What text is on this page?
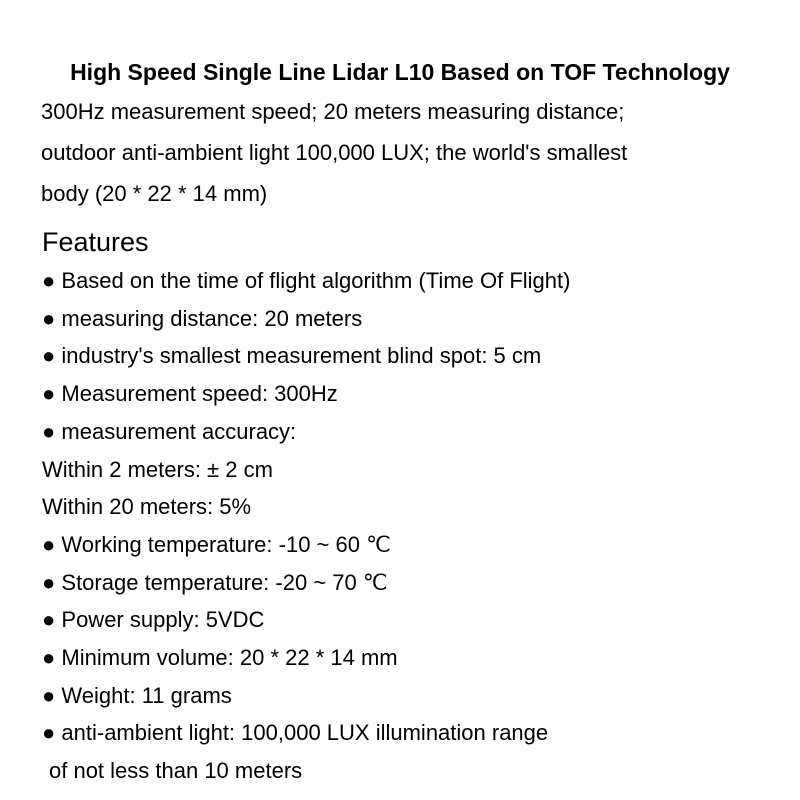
High Speed Single Line Lidar L10 Based on TOF Technology
300Hz measurement speed; 20 meters measuring distance;
outdoor anti-ambient light 100,000 LUX; the world's smallest
body (20 * 22 * 14 mm)
Features
● Based on the time of flight algorithm (Time Of Flight)
● measuring distance: 20 meters
● industry's smallest measurement blind spot: 5 cm
● Measurement speed: 300Hz
● measurement accuracy:
Within 2 meters: ± 2 cm
Within 20 meters: 5%
● Working temperature: -10 ~ 60 ℃
● Storage temperature: -20 ~ 70 ℃
● Power supply: 5VDC
● Minimum volume: 20 * 22 * 14 mm
● Weight: 11 grams
● anti-ambient light: 100,000 LUX illumination range
of not less than 10 meters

▶ [What you need to do] Pictures in the records above are left out; print everything else exactly as written.

▶ [The solution]
What text is on this page?
High Speed Single Line Lidar L10 Based on TOF Technology
300Hz measurement speed; 20 meters measuring distance;
outdoor anti-ambient light 100,000 LUX; the world's smallest
body (20 * 22 * 14 mm)
Features
● Based on the time of flight algorithm (Time Of Flight)
● measuring distance: 20 meters
● industry's smallest measurement blind spot: 5 cm
● Measurement speed: 300Hz
● measurement accuracy:
Within 2 meters: ± 2 cm
Within 20 meters: 5%
● Working temperature: -10 ~ 60 ℃
● Storage temperature: -20 ~ 70 ℃
● Power supply: 5VDC
● Minimum volume: 20 * 22 * 14 mm
● Weight: 11 grams
● anti-ambient light: 100,000 LUX illumination range
of not less than 10 meters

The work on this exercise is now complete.